Dataset extract:
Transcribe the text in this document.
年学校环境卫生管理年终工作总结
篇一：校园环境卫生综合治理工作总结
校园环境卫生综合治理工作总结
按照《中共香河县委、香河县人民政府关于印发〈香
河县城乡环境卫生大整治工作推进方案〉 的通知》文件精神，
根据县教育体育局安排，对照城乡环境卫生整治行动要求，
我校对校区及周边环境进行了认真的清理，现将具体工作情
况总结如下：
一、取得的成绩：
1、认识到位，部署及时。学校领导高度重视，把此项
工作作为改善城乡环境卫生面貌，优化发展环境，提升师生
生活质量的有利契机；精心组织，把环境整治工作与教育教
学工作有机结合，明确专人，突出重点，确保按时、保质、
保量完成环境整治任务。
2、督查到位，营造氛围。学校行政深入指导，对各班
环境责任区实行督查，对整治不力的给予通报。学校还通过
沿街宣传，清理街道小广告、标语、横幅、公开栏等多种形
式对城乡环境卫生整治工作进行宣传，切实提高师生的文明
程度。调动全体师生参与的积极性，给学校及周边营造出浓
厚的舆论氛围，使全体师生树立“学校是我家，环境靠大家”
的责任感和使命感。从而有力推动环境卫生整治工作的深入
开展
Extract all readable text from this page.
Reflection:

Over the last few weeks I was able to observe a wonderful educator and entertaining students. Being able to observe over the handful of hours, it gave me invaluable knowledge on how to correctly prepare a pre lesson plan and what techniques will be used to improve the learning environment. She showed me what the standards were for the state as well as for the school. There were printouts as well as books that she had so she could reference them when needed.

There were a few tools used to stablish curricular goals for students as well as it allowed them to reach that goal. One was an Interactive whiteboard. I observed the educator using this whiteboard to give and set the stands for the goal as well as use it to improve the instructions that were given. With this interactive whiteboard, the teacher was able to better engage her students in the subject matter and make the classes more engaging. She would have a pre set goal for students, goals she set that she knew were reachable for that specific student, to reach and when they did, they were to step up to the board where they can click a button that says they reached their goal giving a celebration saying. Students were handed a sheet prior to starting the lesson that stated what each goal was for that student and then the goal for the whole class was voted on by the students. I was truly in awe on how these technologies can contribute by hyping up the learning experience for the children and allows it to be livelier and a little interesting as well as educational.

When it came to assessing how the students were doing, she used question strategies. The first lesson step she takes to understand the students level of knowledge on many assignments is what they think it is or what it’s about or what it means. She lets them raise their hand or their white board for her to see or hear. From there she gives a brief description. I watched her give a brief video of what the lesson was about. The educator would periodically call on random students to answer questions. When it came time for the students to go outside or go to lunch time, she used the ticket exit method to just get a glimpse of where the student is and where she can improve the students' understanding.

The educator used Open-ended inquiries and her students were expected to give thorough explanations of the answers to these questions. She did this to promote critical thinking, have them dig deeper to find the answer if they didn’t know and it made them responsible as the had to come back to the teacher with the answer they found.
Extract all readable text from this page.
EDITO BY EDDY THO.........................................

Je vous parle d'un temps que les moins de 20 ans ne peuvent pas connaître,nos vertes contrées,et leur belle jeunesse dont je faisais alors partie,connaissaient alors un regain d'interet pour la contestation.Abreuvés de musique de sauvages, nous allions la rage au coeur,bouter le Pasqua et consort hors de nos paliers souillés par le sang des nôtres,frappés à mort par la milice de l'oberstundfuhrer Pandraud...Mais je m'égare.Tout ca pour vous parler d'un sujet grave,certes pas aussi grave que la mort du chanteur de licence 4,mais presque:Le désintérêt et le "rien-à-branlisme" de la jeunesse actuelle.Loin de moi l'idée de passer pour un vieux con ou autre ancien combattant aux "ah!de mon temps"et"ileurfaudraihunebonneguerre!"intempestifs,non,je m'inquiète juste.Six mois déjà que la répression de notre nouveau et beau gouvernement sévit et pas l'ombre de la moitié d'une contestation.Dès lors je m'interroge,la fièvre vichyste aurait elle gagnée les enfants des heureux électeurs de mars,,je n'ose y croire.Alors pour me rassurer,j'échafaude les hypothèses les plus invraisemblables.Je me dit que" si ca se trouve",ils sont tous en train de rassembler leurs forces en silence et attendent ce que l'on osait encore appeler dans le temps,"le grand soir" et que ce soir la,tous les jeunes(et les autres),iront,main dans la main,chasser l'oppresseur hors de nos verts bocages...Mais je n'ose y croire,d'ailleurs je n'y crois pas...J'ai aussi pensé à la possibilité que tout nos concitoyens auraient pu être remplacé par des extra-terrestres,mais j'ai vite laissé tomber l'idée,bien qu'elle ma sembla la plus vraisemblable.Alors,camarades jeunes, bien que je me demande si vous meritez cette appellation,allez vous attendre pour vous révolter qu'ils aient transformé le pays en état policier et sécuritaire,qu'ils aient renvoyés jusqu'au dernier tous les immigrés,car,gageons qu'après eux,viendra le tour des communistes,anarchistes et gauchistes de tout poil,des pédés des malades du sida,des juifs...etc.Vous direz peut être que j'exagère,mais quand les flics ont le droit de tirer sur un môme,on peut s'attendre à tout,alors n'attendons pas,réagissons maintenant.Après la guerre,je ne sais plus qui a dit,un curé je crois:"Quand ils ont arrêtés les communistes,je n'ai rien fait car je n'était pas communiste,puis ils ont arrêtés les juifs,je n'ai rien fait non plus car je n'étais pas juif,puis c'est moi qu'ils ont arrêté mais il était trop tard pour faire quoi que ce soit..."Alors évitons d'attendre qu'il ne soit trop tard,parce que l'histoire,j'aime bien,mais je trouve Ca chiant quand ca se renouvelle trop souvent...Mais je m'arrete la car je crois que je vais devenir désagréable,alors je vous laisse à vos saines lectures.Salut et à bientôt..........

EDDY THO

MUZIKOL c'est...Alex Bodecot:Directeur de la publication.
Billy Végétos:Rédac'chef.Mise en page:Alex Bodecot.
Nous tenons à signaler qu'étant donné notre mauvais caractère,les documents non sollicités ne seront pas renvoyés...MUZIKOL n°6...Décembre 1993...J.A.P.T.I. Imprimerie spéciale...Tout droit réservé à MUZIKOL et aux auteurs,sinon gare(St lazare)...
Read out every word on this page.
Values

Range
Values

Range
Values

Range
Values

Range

Description of the task:
Copy every line above that includes the string "questions".

Finished answer:
When it came to assessing how the students were doing, she used question strategies. The first lesson step she takes to understand the students level of knowledge on many assignments is what they think it is or what it’s about or what it means. She lets them raise their hand or their white board for her to see or hear. From there she gives a brief description. I watched her give a brief video of what the lesson was about. The educator would periodically call on random students to answer questions. When it came time for the students to go outside or go to lunch time, she used the ticket exit method to just get a glimpse of where the student is and where she can improve the students' understanding.
The educator used Open-ended inquiries and her students were expected to give thorough explanations of the answers to these questions. She did this to promote critical thinking, have them dig deeper to find the answer if they didn’t know and it made them responsible as the had to come back to the teacher with the answer they found.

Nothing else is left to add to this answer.